* _WHAT IS ASKED_
Your job is to restate each entry word for word.

────

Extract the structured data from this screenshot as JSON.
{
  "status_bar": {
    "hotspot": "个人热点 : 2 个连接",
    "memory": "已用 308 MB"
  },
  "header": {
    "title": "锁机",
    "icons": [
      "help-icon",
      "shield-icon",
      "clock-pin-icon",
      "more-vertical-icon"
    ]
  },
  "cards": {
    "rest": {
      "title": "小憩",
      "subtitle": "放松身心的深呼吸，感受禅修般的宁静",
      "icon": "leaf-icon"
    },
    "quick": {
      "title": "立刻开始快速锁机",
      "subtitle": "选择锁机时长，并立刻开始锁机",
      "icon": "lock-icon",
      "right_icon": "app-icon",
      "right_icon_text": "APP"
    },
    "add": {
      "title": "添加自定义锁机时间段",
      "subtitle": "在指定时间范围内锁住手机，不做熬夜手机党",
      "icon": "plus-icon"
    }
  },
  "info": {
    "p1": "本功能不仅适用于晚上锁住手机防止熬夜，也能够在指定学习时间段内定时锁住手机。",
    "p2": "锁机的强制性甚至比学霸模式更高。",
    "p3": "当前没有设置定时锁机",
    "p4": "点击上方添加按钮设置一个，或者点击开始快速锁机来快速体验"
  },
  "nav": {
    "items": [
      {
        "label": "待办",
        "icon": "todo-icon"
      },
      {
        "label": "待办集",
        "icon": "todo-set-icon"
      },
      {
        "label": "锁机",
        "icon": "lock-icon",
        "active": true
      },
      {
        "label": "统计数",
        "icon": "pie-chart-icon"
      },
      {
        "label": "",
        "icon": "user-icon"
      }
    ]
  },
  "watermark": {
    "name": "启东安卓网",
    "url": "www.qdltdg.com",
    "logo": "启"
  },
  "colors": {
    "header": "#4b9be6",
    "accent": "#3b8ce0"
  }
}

────

* _THE SOLUTION_
Extract the structured data from this screenshot as JSON.
{
  "status_bar": {
    "hotspot": "个人热点 : 2 个连接",
    "memory": "已用 308 MB"
  },
  "header": {
    "title": "锁机",
    "icons": [
      "help-icon",
      "shield-icon",
      "clock-pin-icon",
      "more-vertical-icon"
    ]
  },
  "cards": {
    "rest": {
      "title": "小憩",
      "subtitle": "放松身心的深呼吸，感受禅修般的宁静",
      "icon": "leaf-icon"
    },
    "quick": {
      "title": "立刻开始快速锁机",
      "subtitle": "选择锁机时长，并立刻开始锁机",
      "icon": "lock-icon",
      "right_icon": "app-icon",
      "right_icon_text": "APP"
    },
    "add": {
      "title": "添加自定义锁机时间段",
      "subtitle": "在指定时间范围内锁住手机，不做熬夜手机党",
      "icon": "plus-icon"
    }
  },
  "info": {
    "p1": "本功能不仅适用于晚上锁住手机防止熬夜，也能够在指定学习时间段内定时锁住手机。",
    "p2": "锁机的强制性甚至比学霸模式更高。",
    "p3": "当前没有设置定时锁机",
    "p4": "点击上方添加按钮设置一个，或者点击开始快速锁机来快速体验"
  },
  "nav": {
    "items": [
      {
        "label": "待办",
        "icon": "todo-icon"
      },
      {
        "label": "待办集",
        "icon": "todo-set-icon"
      },
      {
        "label": "锁机",
        "icon": "lock-icon",
        "active": true
      },
      {
        "label": "统计数",
        "icon": "pie-chart-icon"
      },
      {
        "label": "",
        "icon": "user-icon"
      }
    ]
  },
  "watermark": {
    "name": "启东安卓网",
    "url": "www.qdltdg.com",
    "logo": "启"
  },
  "colors": {
    "header": "#4b9be6",
    "accent": "#3b8ce0"
  }
}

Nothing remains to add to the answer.